What to do>
Copy each line exactly.

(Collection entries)
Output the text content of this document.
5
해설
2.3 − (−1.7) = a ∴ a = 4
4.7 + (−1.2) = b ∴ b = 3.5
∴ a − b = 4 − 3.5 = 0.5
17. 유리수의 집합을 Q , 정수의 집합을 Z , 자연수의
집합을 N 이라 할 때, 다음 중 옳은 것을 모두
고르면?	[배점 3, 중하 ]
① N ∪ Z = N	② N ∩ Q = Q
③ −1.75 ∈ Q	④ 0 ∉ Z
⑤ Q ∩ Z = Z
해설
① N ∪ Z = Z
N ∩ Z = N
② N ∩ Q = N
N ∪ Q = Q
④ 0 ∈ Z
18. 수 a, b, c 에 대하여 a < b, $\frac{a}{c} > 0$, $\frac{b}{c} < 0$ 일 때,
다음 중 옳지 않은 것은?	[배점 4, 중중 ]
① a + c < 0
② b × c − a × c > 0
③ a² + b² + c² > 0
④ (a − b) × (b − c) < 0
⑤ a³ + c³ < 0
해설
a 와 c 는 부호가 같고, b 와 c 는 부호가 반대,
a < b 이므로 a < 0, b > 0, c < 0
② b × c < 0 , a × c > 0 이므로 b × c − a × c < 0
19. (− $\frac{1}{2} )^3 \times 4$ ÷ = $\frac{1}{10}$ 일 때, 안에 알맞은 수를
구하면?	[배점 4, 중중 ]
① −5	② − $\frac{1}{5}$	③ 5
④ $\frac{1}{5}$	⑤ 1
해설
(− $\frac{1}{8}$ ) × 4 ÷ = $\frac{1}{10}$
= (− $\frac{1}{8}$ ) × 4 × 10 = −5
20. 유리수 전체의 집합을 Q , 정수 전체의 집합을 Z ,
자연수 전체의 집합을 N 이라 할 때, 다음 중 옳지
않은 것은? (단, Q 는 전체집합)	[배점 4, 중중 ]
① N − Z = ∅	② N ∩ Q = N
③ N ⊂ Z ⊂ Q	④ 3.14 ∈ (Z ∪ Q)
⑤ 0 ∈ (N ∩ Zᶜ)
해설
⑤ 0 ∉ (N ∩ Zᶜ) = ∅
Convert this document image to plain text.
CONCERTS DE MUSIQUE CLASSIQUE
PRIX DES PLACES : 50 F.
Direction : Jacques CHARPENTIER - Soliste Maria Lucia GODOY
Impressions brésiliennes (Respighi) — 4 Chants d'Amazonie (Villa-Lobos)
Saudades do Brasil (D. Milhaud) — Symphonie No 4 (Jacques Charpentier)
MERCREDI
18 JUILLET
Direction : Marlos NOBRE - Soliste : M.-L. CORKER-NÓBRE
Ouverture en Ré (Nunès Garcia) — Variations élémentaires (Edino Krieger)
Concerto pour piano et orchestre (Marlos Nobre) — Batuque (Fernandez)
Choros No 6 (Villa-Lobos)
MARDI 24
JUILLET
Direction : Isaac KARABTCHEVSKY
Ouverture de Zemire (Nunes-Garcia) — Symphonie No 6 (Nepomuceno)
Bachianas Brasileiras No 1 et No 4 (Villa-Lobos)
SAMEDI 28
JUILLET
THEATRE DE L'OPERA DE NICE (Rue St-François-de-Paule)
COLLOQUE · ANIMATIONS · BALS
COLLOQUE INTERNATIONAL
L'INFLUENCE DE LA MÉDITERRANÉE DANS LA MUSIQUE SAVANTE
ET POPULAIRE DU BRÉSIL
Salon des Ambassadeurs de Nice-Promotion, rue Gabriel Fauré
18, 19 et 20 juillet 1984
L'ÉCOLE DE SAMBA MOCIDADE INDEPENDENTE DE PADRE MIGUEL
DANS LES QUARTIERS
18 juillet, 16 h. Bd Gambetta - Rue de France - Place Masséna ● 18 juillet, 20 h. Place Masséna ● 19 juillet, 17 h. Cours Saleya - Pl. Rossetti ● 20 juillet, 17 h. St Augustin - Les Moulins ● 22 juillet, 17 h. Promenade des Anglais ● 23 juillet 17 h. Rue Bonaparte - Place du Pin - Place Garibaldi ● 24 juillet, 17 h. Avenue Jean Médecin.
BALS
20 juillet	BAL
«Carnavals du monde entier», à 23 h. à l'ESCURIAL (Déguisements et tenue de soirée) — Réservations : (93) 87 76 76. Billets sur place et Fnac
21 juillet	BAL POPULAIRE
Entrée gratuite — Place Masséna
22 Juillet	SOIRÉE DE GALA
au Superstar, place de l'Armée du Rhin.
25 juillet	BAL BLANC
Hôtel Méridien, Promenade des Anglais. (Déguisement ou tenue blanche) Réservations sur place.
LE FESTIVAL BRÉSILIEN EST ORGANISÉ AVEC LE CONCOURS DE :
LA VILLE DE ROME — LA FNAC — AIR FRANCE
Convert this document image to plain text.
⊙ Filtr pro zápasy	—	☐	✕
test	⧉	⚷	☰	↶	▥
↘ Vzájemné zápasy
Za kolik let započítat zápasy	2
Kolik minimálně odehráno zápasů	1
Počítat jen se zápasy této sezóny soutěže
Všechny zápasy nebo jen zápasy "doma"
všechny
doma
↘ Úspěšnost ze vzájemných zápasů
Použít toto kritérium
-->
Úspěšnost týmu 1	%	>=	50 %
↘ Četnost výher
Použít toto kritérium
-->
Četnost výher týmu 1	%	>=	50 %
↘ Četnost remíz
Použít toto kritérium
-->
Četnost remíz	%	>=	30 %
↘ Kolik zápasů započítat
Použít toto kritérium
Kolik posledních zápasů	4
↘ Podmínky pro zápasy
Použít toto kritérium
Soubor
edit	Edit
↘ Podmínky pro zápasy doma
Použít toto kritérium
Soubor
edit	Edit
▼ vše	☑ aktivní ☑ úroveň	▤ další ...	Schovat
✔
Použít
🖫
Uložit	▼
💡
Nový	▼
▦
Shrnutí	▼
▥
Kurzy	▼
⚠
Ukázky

Result of this exercise>
Output the text content of this document.
5
해설
2.3 − (−1.7) = a ∴ a = 4
4.7 + (−1.2) = b ∴ b = 3.5
∴ a − b = 4 − 3.5 = 0.5
17. 유리수의 집합을 Q , 정수의 집합을 Z , 자연수의
집합을 N 이라 할 때, 다음 중 옳은 것을 모두
고르면?	[배점 3, 중하 ]
① N ∪ Z = N	② N ∩ Q = Q
③ −1.75 ∈ Q	④ 0 ∉ Z
⑤ Q ∩ Z = Z
해설
① N ∪ Z = Z
N ∩ Z = N
② N ∩ Q = N
N ∪ Q = Q
④ 0 ∈ Z
18. 수 a, b, c 에 대하여 a < b, $\frac{a}{c} > 0$, $\frac{b}{c} < 0$ 일 때,
다음 중 옳지 않은 것은?	[배점 4, 중중 ]
① a + c < 0
② b × c − a × c > 0
③ a² + b² + c² > 0
④ (a − b) × (b − c) < 0
⑤ a³ + c³ < 0
해설
a 와 c 는 부호가 같고, b 와 c 는 부호가 반대,
a < b 이므로 a < 0, b > 0, c < 0
② b × c < 0 , a × c > 0 이므로 b × c − a × c < 0
19. (− $\frac{1}{2} )^3 \times 4$ ÷ = $\frac{1}{10}$ 일 때, 안에 알맞은 수를
구하면?	[배점 4, 중중 ]
① −5	② − $\frac{1}{5}$	③ 5
④ $\frac{1}{5}$	⑤ 1
해설
(− $\frac{1}{8}$ ) × 4 ÷ = $\frac{1}{10}$
= (− $\frac{1}{8}$ ) × 4 × 10 = −5
20. 유리수 전체의 집합을 Q , 정수 전체의 집합을 Z ,
자연수 전체의 집합을 N 이라 할 때, 다음 중 옳지
않은 것은? (단, Q 는 전체집합)	[배점 4, 중중 ]
① N − Z = ∅	② N ∩ Q = N
③ N ⊂ Z ⊂ Q	④ 3.14 ∈ (Z ∪ Q)
⑤ 0 ∈ (N ∩ Zᶜ)
해설
⑤ 0 ∉ (N ∩ Zᶜ) = ∅
Convert this document image to plain text.
CONCERTS DE MUSIQUE CLASSIQUE
PRIX DES PLACES : 50 F.
Direction : Jacques CHARPENTIER - Soliste Maria Lucia GODOY
Impressions brésiliennes (Respighi) — 4 Chants d'Amazonie (Villa-Lobos)
Saudades do Brasil (D. Milhaud) — Symphonie No 4 (Jacques Charpentier)
MERCREDI
18 JUILLET
Direction : Marlos NOBRE - Soliste : M.-L. CORKER-NÓBRE
Ouverture en Ré (Nunès Garcia) — Variations élémentaires (Edino Krieger)
Concerto pour piano et orchestre (Marlos Nobre) — Batuque (Fernandez)
Choros No 6 (Villa-Lobos)
MARDI 24
JUILLET
Direction : Isaac KARABTCHEVSKY
Ouverture de Zemire (Nunes-Garcia) — Symphonie No 6 (Nepomuceno)
Bachianas Brasileiras No 1 et No 4 (Villa-Lobos)
SAMEDI 28
JUILLET
THEATRE DE L'OPERA DE NICE (Rue St-François-de-Paule)
COLLOQUE · ANIMATIONS · BALS
COLLOQUE INTERNATIONAL
L'INFLUENCE DE LA MÉDITERRANÉE DANS LA MUSIQUE SAVANTE
ET POPULAIRE DU BRÉSIL
Salon des Ambassadeurs de Nice-Promotion, rue Gabriel Fauré
18, 19 et 20 juillet 1984
L'ÉCOLE DE SAMBA MOCIDADE INDEPENDENTE DE PADRE MIGUEL
DANS LES QUARTIERS
18 juillet, 16 h. Bd Gambetta - Rue de France - Place Masséna ● 18 juillet, 20 h. Place Masséna ● 19 juillet, 17 h. Cours Saleya - Pl. Rossetti ● 20 juillet, 17 h. St Augustin - Les Moulins ● 22 juillet, 17 h. Promenade des Anglais ● 23 juillet 17 h. Rue Bonaparte - Place du Pin - Place Garibaldi ● 24 juillet, 17 h. Avenue Jean Médecin.
BALS
20 juillet	BAL
«Carnavals du monde entier», à 23 h. à l'ESCURIAL (Déguisements et tenue de soirée) — Réservations : (93) 87 76 76. Billets sur place et Fnac
21 juillet	BAL POPULAIRE
Entrée gratuite — Place Masséna
22 Juillet	SOIRÉE DE GALA
au Superstar, place de l'Armée du Rhin.
25 juillet	BAL BLANC
Hôtel Méridien, Promenade des Anglais. (Déguisement ou tenue blanche) Réservations sur place.
LE FESTIVAL BRÉSILIEN EST ORGANISÉ AVEC LE CONCOURS DE :
LA VILLE DE ROME — LA FNAC — AIR FRANCE
Convert this document image to plain text.
⊙ Filtr pro zápasy	—	☐	✕
test	⧉	⚷	☰	↶	▥
↘ Vzájemné zápasy
Za kolik let započítat zápasy	2
Kolik minimálně odehráno zápasů	1
Počítat jen se zápasy této sezóny soutěže
Všechny zápasy nebo jen zápasy "doma"
všechny
doma
↘ Úspěšnost ze vzájemných zápasů
Použít toto kritérium
-->
Úspěšnost týmu 1	%	>=	50 %
↘ Četnost výher
Použít toto kritérium
-->
Četnost výher týmu 1	%	>=	50 %
↘ Četnost remíz
Použít toto kritérium
-->
Četnost remíz	%	>=	30 %
↘ Kolik zápasů započítat
Použít toto kritérium
Kolik posledních zápasů	4
↘ Podmínky pro zápasy
Použít toto kritérium
Soubor
edit	Edit
↘ Podmínky pro zápasy doma
Použít toto kritérium
Soubor
edit	Edit
▼ vše	☑ aktivní ☑ úroveň	▤ další ...	Schovat
✔
Použít
🖫
Uložit	▼
💡
Nový	▼
▦
Shrnutí	▼
▥
Kurzy	▼
⚠
Ukázky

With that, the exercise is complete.